--- START Listing ---

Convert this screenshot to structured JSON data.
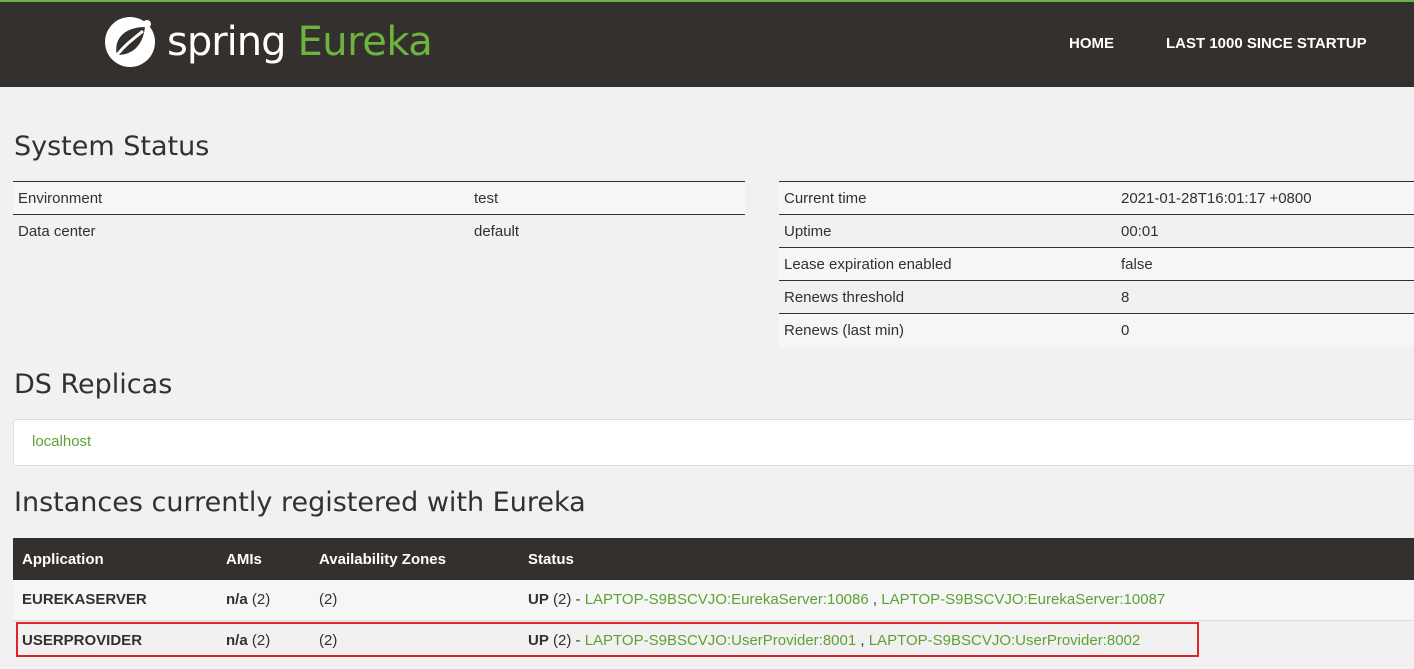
{
  "navbar": {
    "brand_spring": "spring",
    "brand_eureka": "Eureka",
    "home_label": "HOME",
    "last1000_label": "LAST 1000 SINCE STARTUP"
  },
  "system_status": {
    "title": "System Status",
    "left": [
      {
        "key": "Environment",
        "value": "test"
      },
      {
        "key": "Data center",
        "value": "default"
      }
    ],
    "right": [
      {
        "key": "Current time",
        "value": "2021-01-28T16:01:17 +0800"
      },
      {
        "key": "Uptime",
        "value": "00:01"
      },
      {
        "key": "Lease expiration enabled",
        "value": "false"
      },
      {
        "key": "Renews threshold",
        "value": "8"
      },
      {
        "key": "Renews (last min)",
        "value": "0"
      }
    ]
  },
  "ds_replicas": {
    "title": "DS Replicas",
    "items": [
      "localhost"
    ]
  },
  "instances": {
    "title": "Instances currently registered with Eureka",
    "headers": [
      "Application",
      "AMIs",
      "Availability Zones",
      "Status"
    ],
    "rows": [
      {
        "application": "EUREKASERVER",
        "amis_bold": "n/a",
        "amis_count": " (2)",
        "zones": "(2)",
        "status_bold": "UP",
        "status_count": " (2) - ",
        "link1": "LAPTOP-S9BSCVJO:EurekaServer:10086",
        "sep": " , ",
        "link2": "LAPTOP-S9BSCVJO:EurekaServer:10087"
      },
      {
        "application": "USERPROVIDER",
        "amis_bold": "n/a",
        "amis_count": " (2)",
        "zones": "(2)",
        "status_bold": "UP",
        "status_count": " (2) - ",
        "link1": "LAPTOP-S9BSCVJO:UserProvider:8001",
        "sep": " , ",
        "link2": "LAPTOP-S9BSCVJO:UserProvider:8002"
      }
    ]
  },
  "colors": {
    "navbar_bg": "#34302d",
    "spring_green": "#6db33f",
    "link_green": "#5fa134",
    "highlight_red": "#e0242c"
  }
}
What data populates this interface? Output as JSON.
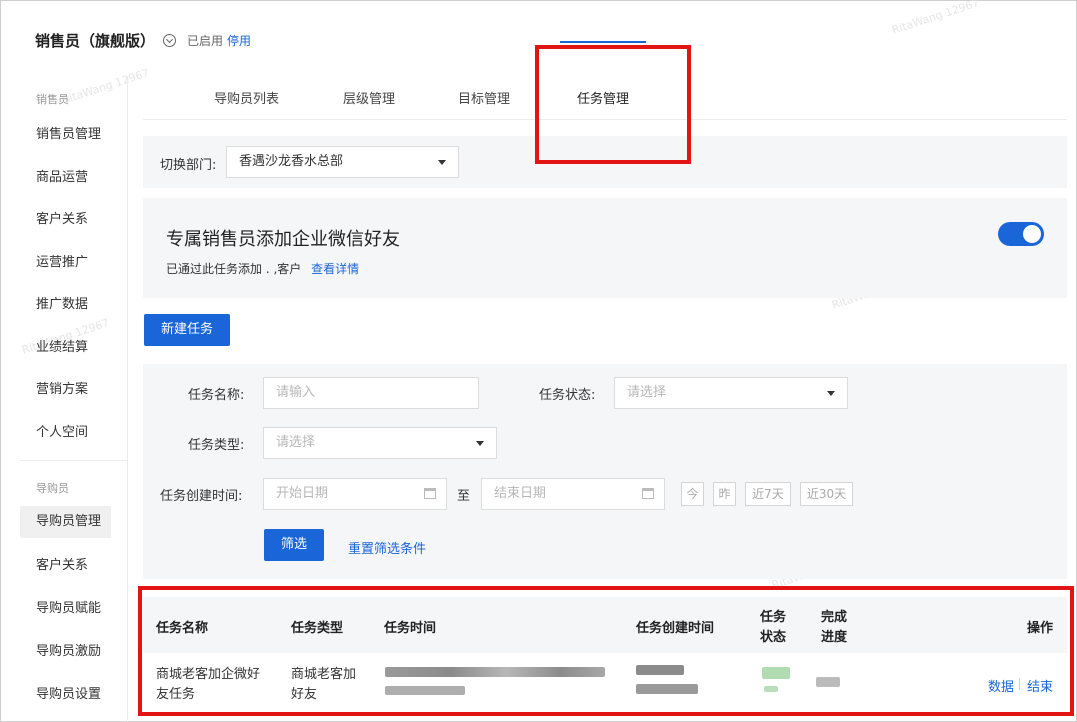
{
  "header": {
    "title": "销售员（旗舰版）",
    "status": "已启用",
    "stop_label": "停用"
  },
  "sidebar": {
    "section1": "销售员",
    "items1": [
      "销售员管理",
      "商品运营",
      "客户关系",
      "运营推广",
      "推广数据",
      "业绩结算",
      "营销方案",
      "个人空间"
    ],
    "section2": "导购员",
    "items2": [
      "导购员管理",
      "客户关系",
      "导购员赋能",
      "导购员激励",
      "导购员设置"
    ]
  },
  "tabs": [
    "导购员列表",
    "层级管理",
    "目标管理",
    "任务管理"
  ],
  "dept": {
    "label": "切换部门:",
    "value": "香遇沙龙香水总部"
  },
  "banner": {
    "title": "专属销售员添加企业微信好友",
    "desc": "已通过此任务添加 . ,客户",
    "link": "查看详情",
    "toggle_on": true
  },
  "new_task_label": "新建任务",
  "filter": {
    "name_label": "任务名称:",
    "name_placeholder": "请输入",
    "status_label": "任务状态:",
    "status_placeholder": "请选择",
    "type_label": "任务类型:",
    "type_placeholder": "请选择",
    "time_label": "任务创建时间:",
    "start_placeholder": "开始日期",
    "to": "至",
    "end_placeholder": "结束日期",
    "quick": [
      "今",
      "昨",
      "近7天",
      "近30天"
    ],
    "submit": "筛选",
    "reset": "重置筛选条件"
  },
  "table": {
    "headers": {
      "name": "任务名称",
      "type": "任务类型",
      "time": "任务时间",
      "created": "任务创建时间",
      "status_l1": "任务",
      "status_l2": "状态",
      "progress_l1": "完成",
      "progress_l2": "进度",
      "ops": "操作"
    },
    "rows": [
      {
        "name": "商城老客加企微好友任务",
        "type": "商城老客加好友",
        "ops": [
          "数据",
          "结束"
        ]
      }
    ]
  },
  "watermark": "RitaWang 12967",
  "colors": {
    "accent": "#1a66d9",
    "highlight": "#e21414",
    "panel": "#f5f6f8"
  }
}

--- END Listing ---

Objective: Pictures in the records above are not copied; print everything else exactly.

The output:
Convert this screenshot to structured JSON data.
{
  "navbar": {
    "brand_spring": "spring",
    "brand_eureka": "Eureka",
    "home_label": "HOME",
    "last1000_label": "LAST 1000 SINCE STARTUP"
  },
  "system_status": {
    "title": "System Status",
    "left": [
      {
        "key": "Environment",
        "value": "test"
      },
      {
        "key": "Data center",
        "value": "default"
      }
    ],
    "right": [
      {
        "key": "Current time",
        "value": "2021-01-28T16:01:17 +0800"
      },
      {
        "key": "Uptime",
        "value": "00:01"
      },
      {
        "key": "Lease expiration enabled",
        "value": "false"
      },
      {
        "key": "Renews threshold",
        "value": "8"
      },
      {
        "key": "Renews (last min)",
        "value": "0"
      }
    ]
  },
  "ds_replicas": {
    "title": "DS Replicas",
    "items": [
      "localhost"
    ]
  },
  "instances": {
    "title": "Instances currently registered with Eureka",
    "headers": [
      "Application",
      "AMIs",
      "Availability Zones",
      "Status"
    ],
    "rows": [
      {
        "application": "EUREKASERVER",
        "amis_bold": "n/a",
        "amis_count": " (2)",
        "zones": "(2)",
        "status_bold": "UP",
        "status_count": " (2) - ",
        "link1": "LAPTOP-S9BSCVJO:EurekaServer:10086",
        "sep": " , ",
        "link2": "LAPTOP-S9BSCVJO:EurekaServer:10087"
      },
      {
        "application": "USERPROVIDER",
        "amis_bold": "n/a",
        "amis_count": " (2)",
        "zones": "(2)",
        "status_bold": "UP",
        "status_count": " (2) - ",
        "link1": "LAPTOP-S9BSCVJO:UserProvider:8001",
        "sep": " , ",
        "link2": "LAPTOP-S9BSCVJO:UserProvider:8002"
      }
    ]
  },
  "colors": {
    "navbar_bg": "#34302d",
    "spring_green": "#6db33f",
    "link_green": "#5fa134",
    "highlight_red": "#e0242c"
  }
}
What data populates this interface? Output as JSON.
{
  "header": {
    "title": "销售员（旗舰版）",
    "status": "已启用",
    "stop_label": "停用"
  },
  "sidebar": {
    "section1": "销售员",
    "items1": [
      "销售员管理",
      "商品运营",
      "客户关系",
      "运营推广",
      "推广数据",
      "业绩结算",
      "营销方案",
      "个人空间"
    ],
    "section2": "导购员",
    "items2": [
      "导购员管理",
      "客户关系",
      "导购员赋能",
      "导购员激励",
      "导购员设置"
    ]
  },
  "tabs": [
    "导购员列表",
    "层级管理",
    "目标管理",
    "任务管理"
  ],
  "dept": {
    "label": "切换部门:",
    "value": "香遇沙龙香水总部"
  },
  "banner": {
    "title": "专属销售员添加企业微信好友",
    "desc": "已通过此任务添加 . ,客户",
    "link": "查看详情",
    "toggle_on": true
  },
  "new_task_label": "新建任务",
  "filter": {
    "name_label": "任务名称:",
    "name_placeholder": "请输入",
    "status_label": "任务状态:",
    "status_placeholder": "请选择",
    "type_label": "任务类型:",
    "type_placeholder": "请选择",
    "time_label": "任务创建时间:",
    "start_placeholder": "开始日期",
    "to": "至",
    "end_placeholder": "结束日期",
    "quick": [
      "今",
      "昨",
      "近7天",
      "近30天"
    ],
    "submit": "筛选",
    "reset": "重置筛选条件"
  },
  "table": {
    "headers": {
      "name": "任务名称",
      "type": "任务类型",
      "time": "任务时间",
      "created": "任务创建时间",
      "status_l1": "任务",
      "status_l2": "状态",
      "progress_l1": "完成",
      "progress_l2": "进度",
      "ops": "操作"
    },
    "rows": [
      {
        "name": "商城老客加企微好友任务",
        "type": "商城老客加好友",
        "ops": [
          "数据",
          "结束"
        ]
      }
    ]
  },
  "watermark": "RitaWang 12967",
  "colors": {
    "accent": "#1a66d9",
    "highlight": "#e21414",
    "panel": "#f5f6f8"
  }
}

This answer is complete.